*Problem details*:
Go through the data below and gather each line containing "labels".

*Records provided*:
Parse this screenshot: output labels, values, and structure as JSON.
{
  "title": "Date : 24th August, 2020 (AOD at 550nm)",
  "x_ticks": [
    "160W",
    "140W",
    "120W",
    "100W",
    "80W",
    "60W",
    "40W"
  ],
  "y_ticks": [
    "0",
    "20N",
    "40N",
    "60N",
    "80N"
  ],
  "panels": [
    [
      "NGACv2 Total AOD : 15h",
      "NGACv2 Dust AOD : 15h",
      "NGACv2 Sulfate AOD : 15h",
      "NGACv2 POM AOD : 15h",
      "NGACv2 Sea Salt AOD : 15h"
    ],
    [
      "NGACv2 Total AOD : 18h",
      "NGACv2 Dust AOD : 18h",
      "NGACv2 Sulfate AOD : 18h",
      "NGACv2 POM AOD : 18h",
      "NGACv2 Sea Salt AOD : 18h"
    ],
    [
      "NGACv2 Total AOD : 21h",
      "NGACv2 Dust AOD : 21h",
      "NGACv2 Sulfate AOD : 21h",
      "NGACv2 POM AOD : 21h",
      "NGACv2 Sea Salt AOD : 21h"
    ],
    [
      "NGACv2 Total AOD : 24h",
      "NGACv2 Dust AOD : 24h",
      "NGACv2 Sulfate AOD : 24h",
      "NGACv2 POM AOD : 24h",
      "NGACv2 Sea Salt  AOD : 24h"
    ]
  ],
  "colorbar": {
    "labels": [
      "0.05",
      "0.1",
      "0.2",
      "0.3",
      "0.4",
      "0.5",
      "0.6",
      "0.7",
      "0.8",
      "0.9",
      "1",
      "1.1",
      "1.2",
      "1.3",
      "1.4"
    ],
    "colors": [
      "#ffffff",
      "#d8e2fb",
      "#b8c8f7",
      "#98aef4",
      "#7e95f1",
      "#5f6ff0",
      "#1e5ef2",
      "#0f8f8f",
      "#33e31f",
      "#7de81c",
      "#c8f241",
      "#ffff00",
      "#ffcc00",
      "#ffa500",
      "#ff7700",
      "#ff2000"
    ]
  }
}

*Output for this exercise*:
Parse this screenshot: output labels, values, and structure as JSON.
    "labels": [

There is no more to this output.